>> begin Supplied records

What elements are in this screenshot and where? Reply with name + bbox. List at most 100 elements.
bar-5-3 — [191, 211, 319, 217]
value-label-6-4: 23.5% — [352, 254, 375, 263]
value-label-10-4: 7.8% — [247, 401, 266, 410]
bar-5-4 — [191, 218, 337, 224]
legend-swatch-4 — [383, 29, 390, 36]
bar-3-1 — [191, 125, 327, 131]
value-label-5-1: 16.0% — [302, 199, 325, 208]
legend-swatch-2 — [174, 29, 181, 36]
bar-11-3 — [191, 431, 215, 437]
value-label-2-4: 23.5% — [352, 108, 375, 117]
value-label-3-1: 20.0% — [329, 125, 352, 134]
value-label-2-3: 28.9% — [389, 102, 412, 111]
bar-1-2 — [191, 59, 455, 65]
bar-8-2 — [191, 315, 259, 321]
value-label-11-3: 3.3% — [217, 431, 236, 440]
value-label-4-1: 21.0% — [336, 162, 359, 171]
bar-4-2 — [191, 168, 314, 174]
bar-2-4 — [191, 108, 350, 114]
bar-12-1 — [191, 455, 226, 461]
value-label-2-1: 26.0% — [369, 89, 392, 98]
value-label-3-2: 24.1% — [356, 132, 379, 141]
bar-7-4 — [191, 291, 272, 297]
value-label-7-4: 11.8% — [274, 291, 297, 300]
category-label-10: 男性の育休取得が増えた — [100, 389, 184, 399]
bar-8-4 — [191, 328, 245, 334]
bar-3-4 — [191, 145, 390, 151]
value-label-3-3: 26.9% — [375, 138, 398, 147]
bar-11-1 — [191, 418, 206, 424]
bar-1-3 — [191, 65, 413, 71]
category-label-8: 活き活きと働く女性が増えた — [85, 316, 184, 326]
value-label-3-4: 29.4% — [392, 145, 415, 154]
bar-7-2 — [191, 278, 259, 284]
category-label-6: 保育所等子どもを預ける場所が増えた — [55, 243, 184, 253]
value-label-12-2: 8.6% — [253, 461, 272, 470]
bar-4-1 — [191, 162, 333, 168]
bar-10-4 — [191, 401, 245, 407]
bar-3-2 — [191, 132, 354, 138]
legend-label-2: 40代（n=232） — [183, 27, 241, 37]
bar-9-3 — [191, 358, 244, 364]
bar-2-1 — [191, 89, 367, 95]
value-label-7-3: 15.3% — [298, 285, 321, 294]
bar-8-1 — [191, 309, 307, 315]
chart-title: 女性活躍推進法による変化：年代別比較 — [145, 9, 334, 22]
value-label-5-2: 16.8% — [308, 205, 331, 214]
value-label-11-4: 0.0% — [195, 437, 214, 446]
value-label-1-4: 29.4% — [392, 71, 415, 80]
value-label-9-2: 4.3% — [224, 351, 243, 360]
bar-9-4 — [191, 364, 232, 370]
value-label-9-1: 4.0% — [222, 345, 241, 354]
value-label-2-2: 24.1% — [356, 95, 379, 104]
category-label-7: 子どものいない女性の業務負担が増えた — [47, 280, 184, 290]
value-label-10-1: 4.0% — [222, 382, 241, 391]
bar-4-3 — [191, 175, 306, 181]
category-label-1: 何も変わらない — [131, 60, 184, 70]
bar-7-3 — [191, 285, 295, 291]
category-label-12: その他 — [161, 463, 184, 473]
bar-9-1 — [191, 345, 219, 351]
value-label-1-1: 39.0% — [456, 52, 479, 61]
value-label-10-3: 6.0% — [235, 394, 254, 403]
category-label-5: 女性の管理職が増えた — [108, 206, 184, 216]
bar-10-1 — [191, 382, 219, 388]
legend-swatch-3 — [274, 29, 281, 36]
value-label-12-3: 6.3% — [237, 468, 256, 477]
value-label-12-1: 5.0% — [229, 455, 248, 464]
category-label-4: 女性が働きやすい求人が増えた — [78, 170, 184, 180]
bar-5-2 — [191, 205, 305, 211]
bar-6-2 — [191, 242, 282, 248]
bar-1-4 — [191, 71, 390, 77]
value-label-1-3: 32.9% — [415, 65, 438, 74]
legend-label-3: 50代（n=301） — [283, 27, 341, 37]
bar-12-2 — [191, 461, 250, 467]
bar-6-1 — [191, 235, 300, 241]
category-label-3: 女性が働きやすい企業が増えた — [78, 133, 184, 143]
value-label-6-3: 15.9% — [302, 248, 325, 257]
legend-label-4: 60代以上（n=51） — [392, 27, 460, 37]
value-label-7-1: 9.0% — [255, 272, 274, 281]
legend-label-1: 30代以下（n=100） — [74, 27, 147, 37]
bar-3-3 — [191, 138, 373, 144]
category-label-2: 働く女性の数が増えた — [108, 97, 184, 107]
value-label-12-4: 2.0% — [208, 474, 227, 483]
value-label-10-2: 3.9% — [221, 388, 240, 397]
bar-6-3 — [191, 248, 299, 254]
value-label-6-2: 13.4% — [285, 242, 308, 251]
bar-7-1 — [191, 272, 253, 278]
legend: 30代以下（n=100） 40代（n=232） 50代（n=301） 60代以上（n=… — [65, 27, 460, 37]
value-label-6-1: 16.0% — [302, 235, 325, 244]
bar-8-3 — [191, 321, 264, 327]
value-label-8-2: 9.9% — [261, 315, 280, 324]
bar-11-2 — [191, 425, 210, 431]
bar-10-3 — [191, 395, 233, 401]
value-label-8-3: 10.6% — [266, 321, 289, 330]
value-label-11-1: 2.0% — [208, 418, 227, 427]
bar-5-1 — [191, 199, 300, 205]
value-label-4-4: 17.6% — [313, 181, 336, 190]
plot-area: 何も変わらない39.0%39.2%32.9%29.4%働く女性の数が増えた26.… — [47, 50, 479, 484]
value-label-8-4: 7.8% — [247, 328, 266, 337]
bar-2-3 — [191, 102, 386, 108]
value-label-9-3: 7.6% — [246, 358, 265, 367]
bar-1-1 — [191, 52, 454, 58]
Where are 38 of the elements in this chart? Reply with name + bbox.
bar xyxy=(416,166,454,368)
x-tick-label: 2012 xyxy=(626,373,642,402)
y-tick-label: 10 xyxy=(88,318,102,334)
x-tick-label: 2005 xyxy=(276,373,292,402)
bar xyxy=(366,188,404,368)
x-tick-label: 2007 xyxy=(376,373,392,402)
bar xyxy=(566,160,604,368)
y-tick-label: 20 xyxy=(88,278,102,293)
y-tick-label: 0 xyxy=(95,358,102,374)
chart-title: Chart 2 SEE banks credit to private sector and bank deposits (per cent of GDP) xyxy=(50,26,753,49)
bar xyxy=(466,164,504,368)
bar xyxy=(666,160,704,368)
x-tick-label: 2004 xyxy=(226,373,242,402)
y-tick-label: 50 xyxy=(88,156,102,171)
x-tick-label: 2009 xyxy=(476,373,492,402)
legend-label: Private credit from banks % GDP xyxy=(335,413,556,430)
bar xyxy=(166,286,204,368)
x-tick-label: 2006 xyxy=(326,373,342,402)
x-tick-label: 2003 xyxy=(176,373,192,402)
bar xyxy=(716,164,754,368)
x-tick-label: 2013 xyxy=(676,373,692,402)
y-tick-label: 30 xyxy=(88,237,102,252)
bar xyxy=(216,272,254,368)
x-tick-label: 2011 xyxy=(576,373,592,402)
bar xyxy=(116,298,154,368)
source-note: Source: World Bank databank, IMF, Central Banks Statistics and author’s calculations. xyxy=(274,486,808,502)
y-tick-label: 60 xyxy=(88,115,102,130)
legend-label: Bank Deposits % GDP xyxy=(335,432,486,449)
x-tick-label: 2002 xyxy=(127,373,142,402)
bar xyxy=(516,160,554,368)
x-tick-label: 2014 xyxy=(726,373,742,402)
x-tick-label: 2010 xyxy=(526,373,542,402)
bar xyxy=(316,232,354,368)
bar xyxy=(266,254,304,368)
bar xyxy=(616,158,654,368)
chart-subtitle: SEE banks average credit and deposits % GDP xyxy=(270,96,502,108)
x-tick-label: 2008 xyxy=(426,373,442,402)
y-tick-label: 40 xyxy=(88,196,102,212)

>> end Supplied records

**Challenge:** Print the records verbatim, starting at their first line and ending after the line that contains "value-label-11-3: 3.3% — [217, 431, 236, 440]".

**Answer to the exercise:**
What elements are in this screenshot and where? Reply with name + bbox. List at most 100 elements.
bar-5-3 — [191, 211, 319, 217]
value-label-6-4: 23.5% — [352, 254, 375, 263]
value-label-10-4: 7.8% — [247, 401, 266, 410]
bar-5-4 — [191, 218, 337, 224]
legend-swatch-4 — [383, 29, 390, 36]
bar-3-1 — [191, 125, 327, 131]
value-label-5-1: 16.0% — [302, 199, 325, 208]
legend-swatch-2 — [174, 29, 181, 36]
bar-11-3 — [191, 431, 215, 437]
value-label-2-4: 23.5% — [352, 108, 375, 117]
value-label-3-1: 20.0% — [329, 125, 352, 134]
value-label-2-3: 28.9% — [389, 102, 412, 111]
bar-1-2 — [191, 59, 455, 65]
bar-8-2 — [191, 315, 259, 321]
value-label-11-3: 3.3% — [217, 431, 236, 440]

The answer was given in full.